Output the passage of the Fuduntu 2013.1 review word for word, starting at the words "## Theodre (Mar" and ending after "officially after UBUNTU!!".
— START OF ARTICLE —
# End User Experience : Fuduntu 2013.1 (Punny name but a serious distro!)



## Theodre (Mar 23, 2013)

*fuduntu.org/images/logo.png

*INTRODUCTION :*

Fuduntu is derived from fedora and is later forked. As the similarity in the name suggests, it uses packages from fedora and ubuntu!! It uses Gnome 2 Desktop environment which is a good news for a lot of GNOME fans!! It is shipped with the Chromium as the default browser. Some of the other useful softwares bundled are Thunderbird, Libreoffice, GIMP, VLC, Adobe flash (licensed), Fluendo MP3 Codec (licensed) and Dropbox  This (according to my knowledge) is the second distro to have steam working on it officially after UBUNTU!!
— END OF ARTICLE —
— START OF INFORMATION PROVIDED —
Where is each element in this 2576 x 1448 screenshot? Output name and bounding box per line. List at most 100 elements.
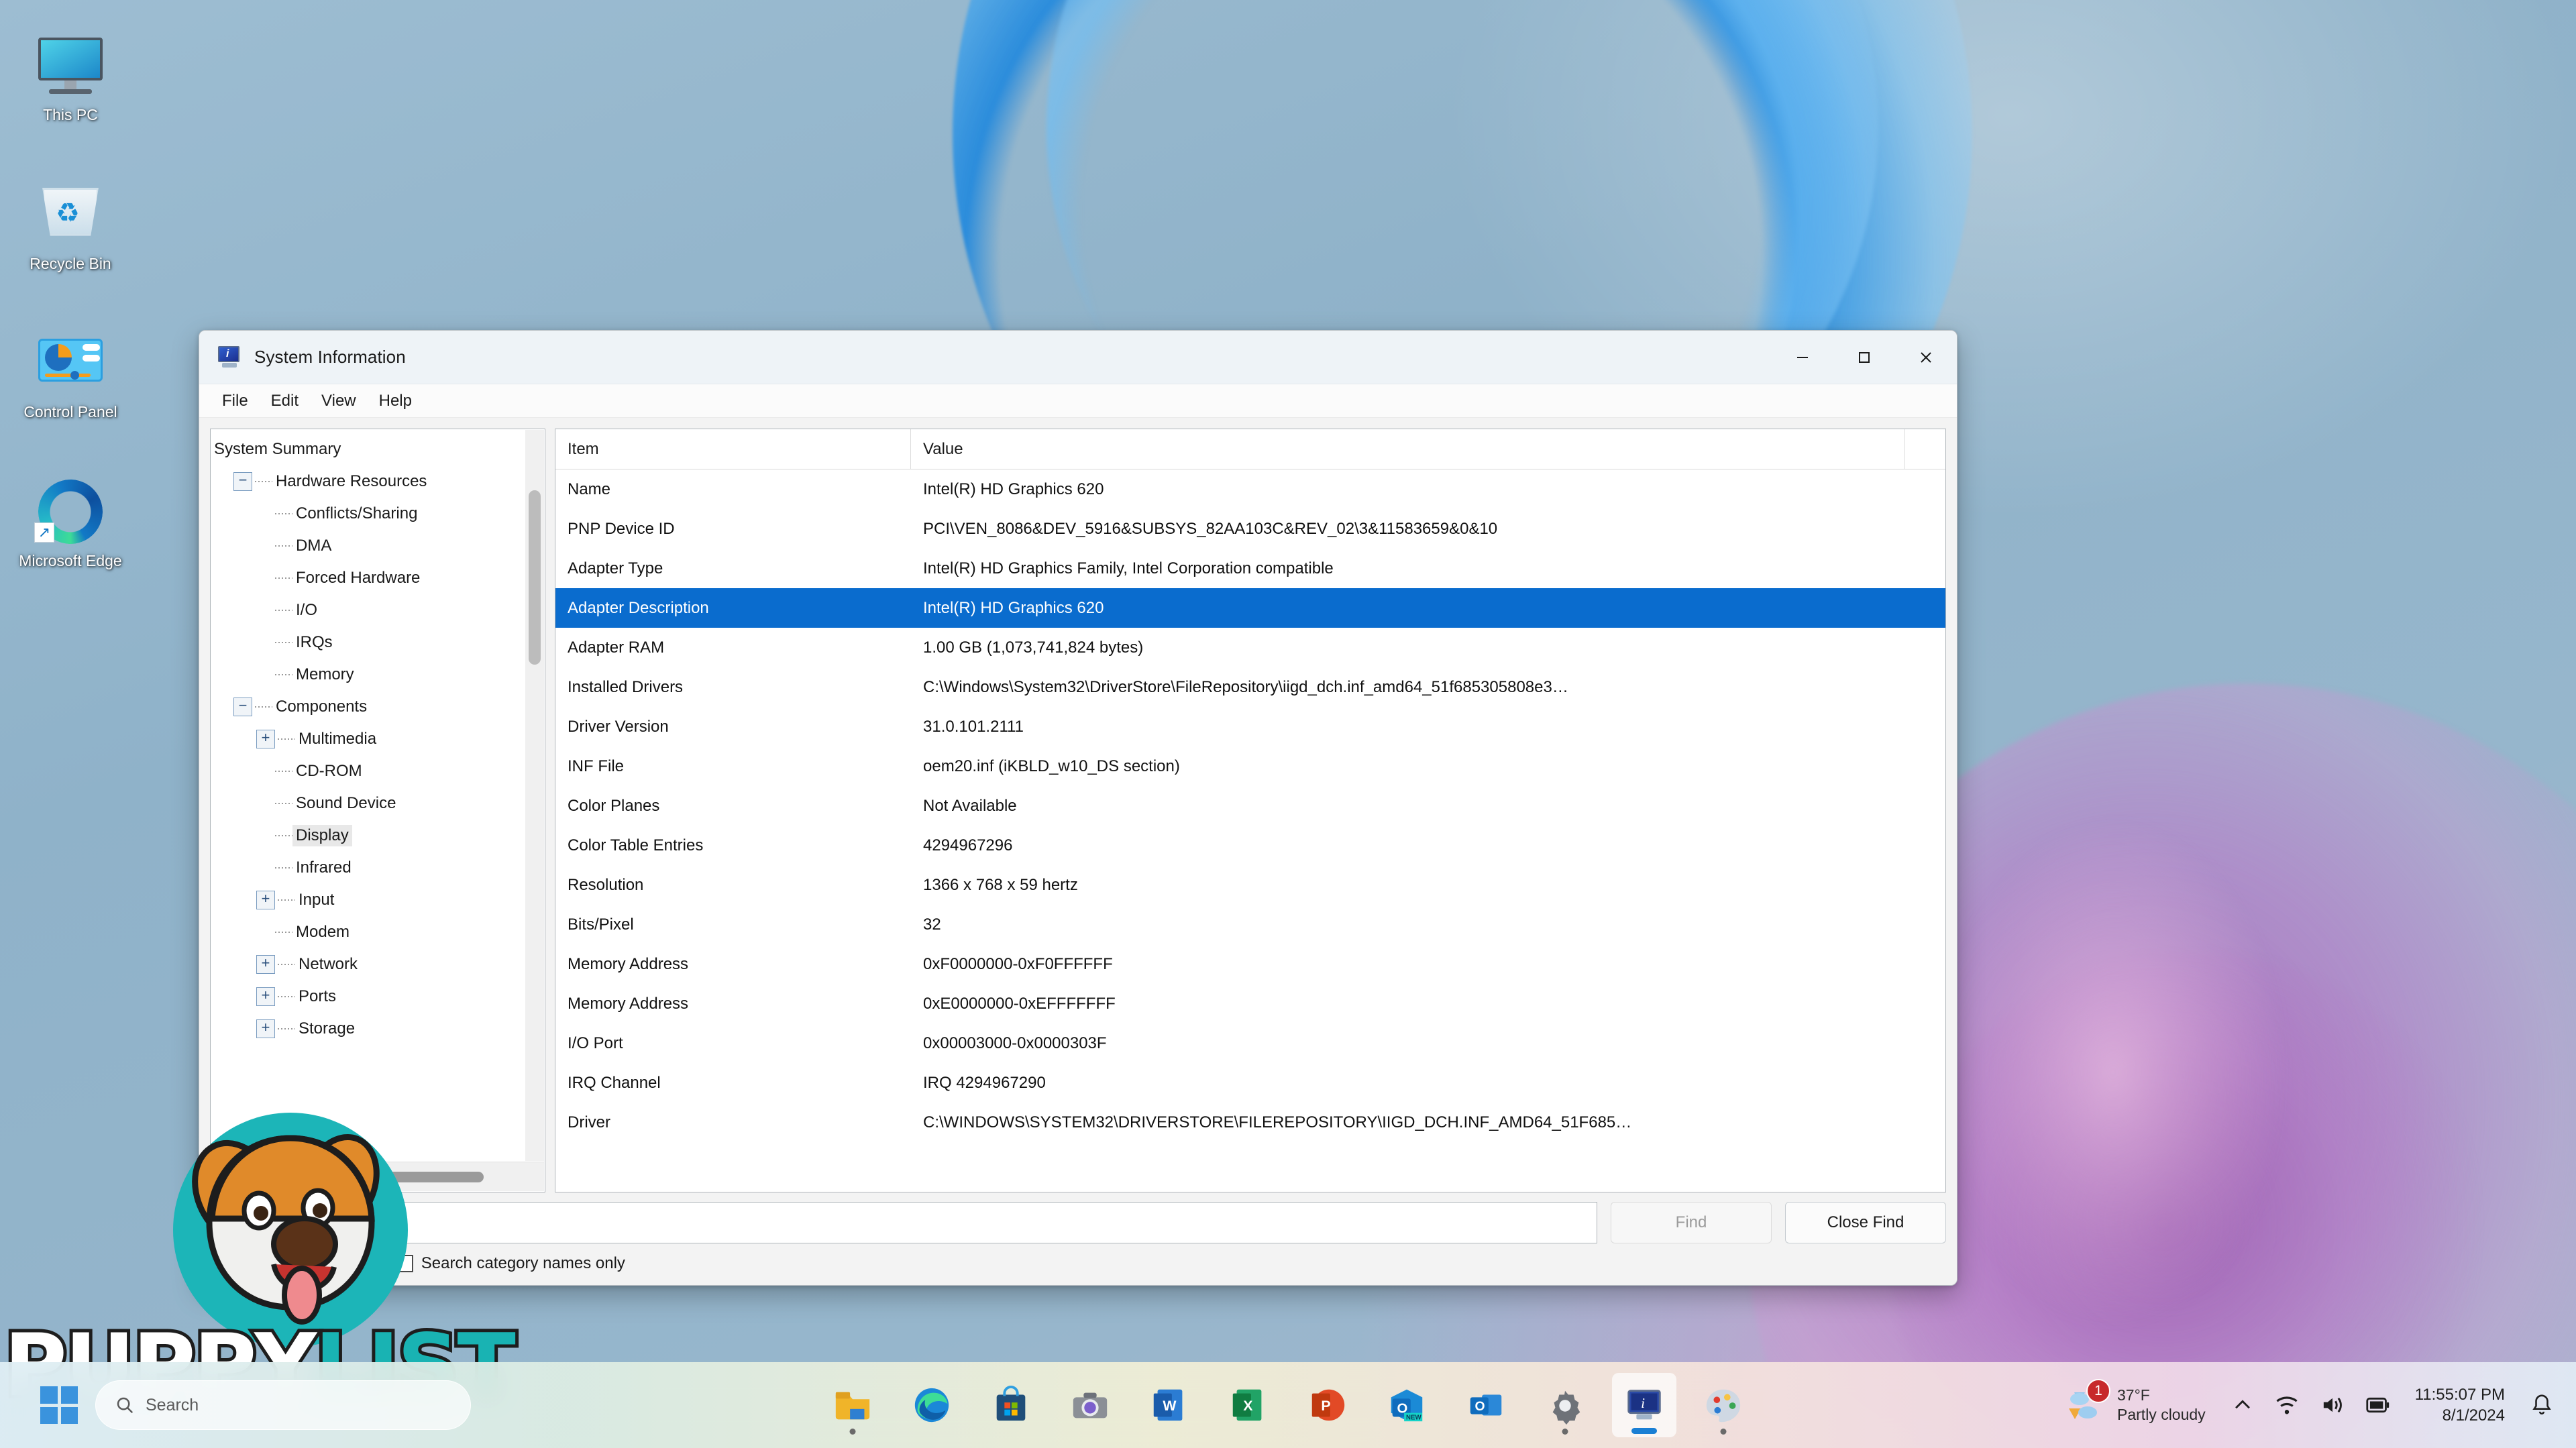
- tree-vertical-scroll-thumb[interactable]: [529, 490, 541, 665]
— END OF INFORMATION PROVIDED —
→ EXERCISE ANSWER:
## Theodre (Mar 23, 2013)

*fuduntu.org/images/logo.png

*INTRODUCTION :*

Fuduntu is derived from fedora and is later forked. As the similarity in the name suggests, it uses packages from fedora and ubuntu!! It uses Gnome 2 Desktop environment which is a good news for a lot of GNOME fans!! It is shipped with the Chromium as the default browser. Some of the other useful softwares bundled are Thunderbird, Libreoffice, GIMP, VLC, Adobe flash (licensed), Fluendo MP3 Codec (licensed) and Dropbox  This (according to my knowledge) is the second distro to have steam working on it officially after UBUNTU!!